··· Data records
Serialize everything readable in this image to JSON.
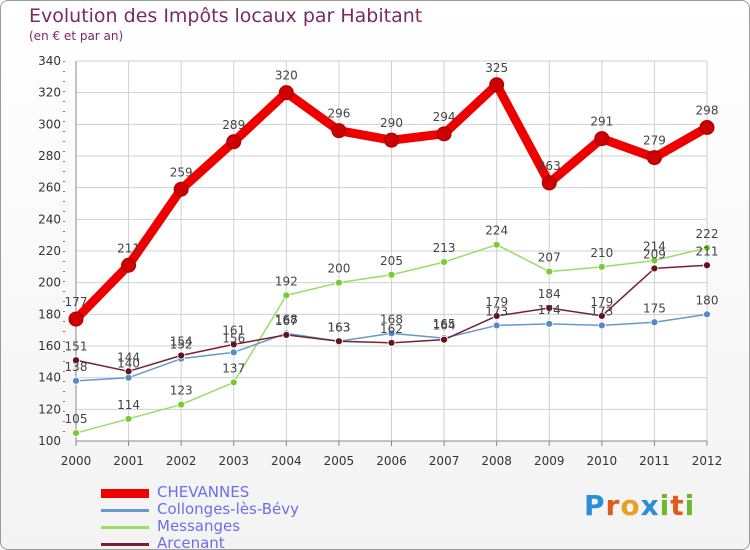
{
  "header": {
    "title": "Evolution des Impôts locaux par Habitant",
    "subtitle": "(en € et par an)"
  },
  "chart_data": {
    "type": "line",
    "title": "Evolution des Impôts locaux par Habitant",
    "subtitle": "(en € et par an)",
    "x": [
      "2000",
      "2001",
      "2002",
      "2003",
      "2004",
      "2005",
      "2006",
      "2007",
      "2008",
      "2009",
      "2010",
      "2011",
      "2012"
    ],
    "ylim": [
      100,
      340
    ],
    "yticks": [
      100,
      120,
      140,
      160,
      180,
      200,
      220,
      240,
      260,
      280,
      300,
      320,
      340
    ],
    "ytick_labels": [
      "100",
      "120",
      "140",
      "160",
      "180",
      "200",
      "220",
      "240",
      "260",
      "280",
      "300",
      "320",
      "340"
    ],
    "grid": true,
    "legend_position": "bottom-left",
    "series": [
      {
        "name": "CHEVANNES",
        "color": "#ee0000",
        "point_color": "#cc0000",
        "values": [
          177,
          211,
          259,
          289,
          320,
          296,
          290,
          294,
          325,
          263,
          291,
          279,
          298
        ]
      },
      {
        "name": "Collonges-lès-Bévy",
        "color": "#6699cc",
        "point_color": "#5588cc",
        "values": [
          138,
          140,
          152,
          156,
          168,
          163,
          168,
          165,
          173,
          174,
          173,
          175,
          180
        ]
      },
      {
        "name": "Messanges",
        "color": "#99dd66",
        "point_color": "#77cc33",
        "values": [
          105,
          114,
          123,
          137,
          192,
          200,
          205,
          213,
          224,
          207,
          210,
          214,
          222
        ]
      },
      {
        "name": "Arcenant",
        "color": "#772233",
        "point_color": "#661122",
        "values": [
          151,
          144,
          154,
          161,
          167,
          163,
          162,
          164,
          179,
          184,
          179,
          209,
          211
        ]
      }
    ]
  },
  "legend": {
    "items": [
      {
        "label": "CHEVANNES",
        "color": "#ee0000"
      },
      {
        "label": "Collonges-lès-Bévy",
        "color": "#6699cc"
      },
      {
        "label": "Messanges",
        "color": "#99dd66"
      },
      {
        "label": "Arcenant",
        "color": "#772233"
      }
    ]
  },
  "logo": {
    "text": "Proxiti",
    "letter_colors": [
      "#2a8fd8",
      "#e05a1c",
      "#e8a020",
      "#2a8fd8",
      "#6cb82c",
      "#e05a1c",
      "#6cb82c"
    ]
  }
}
······
Given instruction: Write out all the entries exactly, except for the pictures.

Complete answer:
Serialize everything readable in this image to JSON.
{
  "header": {
    "title": "Evolution des Impôts locaux par Habitant",
    "subtitle": "(en € et par an)"
  },
  "chart_data": {
    "type": "line",
    "title": "Evolution des Impôts locaux par Habitant",
    "subtitle": "(en € et par an)",
    "x": [
      "2000",
      "2001",
      "2002",
      "2003",
      "2004",
      "2005",
      "2006",
      "2007",
      "2008",
      "2009",
      "2010",
      "2011",
      "2012"
    ],
    "ylim": [
      100,
      340
    ],
    "yticks": [
      100,
      120,
      140,
      160,
      180,
      200,
      220,
      240,
      260,
      280,
      300,
      320,
      340
    ],
    "ytick_labels": [
      "100",
      "120",
      "140",
      "160",
      "180",
      "200",
      "220",
      "240",
      "260",
      "280",
      "300",
      "320",
      "340"
    ],
    "grid": true,
    "legend_position": "bottom-left",
    "series": [
      {
        "name": "CHEVANNES",
        "color": "#ee0000",
        "point_color": "#cc0000",
        "values": [
          177,
          211,
          259,
          289,
          320,
          296,
          290,
          294,
          325,
          263,
          291,
          279,
          298
        ]
      },
      {
        "name": "Collonges-lès-Bévy",
        "color": "#6699cc",
        "point_color": "#5588cc",
        "values": [
          138,
          140,
          152,
          156,
          168,
          163,
          168,
          165,
          173,
          174,
          173,
          175,
          180
        ]
      },
      {
        "name": "Messanges",
        "color": "#99dd66",
        "point_color": "#77cc33",
        "values": [
          105,
          114,
          123,
          137,
          192,
          200,
          205,
          213,
          224,
          207,
          210,
          214,
          222
        ]
      },
      {
        "name": "Arcenant",
        "color": "#772233",
        "point_color": "#661122",
        "values": [
          151,
          144,
          154,
          161,
          167,
          163,
          162,
          164,
          179,
          184,
          179,
          209,
          211
        ]
      }
    ]
  },
  "legend": {
    "items": [
      {
        "label": "CHEVANNES",
        "color": "#ee0000"
      },
      {
        "label": "Collonges-lès-Bévy",
        "color": "#6699cc"
      },
      {
        "label": "Messanges",
        "color": "#99dd66"
      },
      {
        "label": "Arcenant",
        "color": "#772233"
      }
    ]
  },
  "logo": {
    "text": "Proxiti",
    "letter_colors": [
      "#2a8fd8",
      "#e05a1c",
      "#e8a020",
      "#2a8fd8",
      "#6cb82c",
      "#e05a1c",
      "#6cb82c"
    ]
  }
}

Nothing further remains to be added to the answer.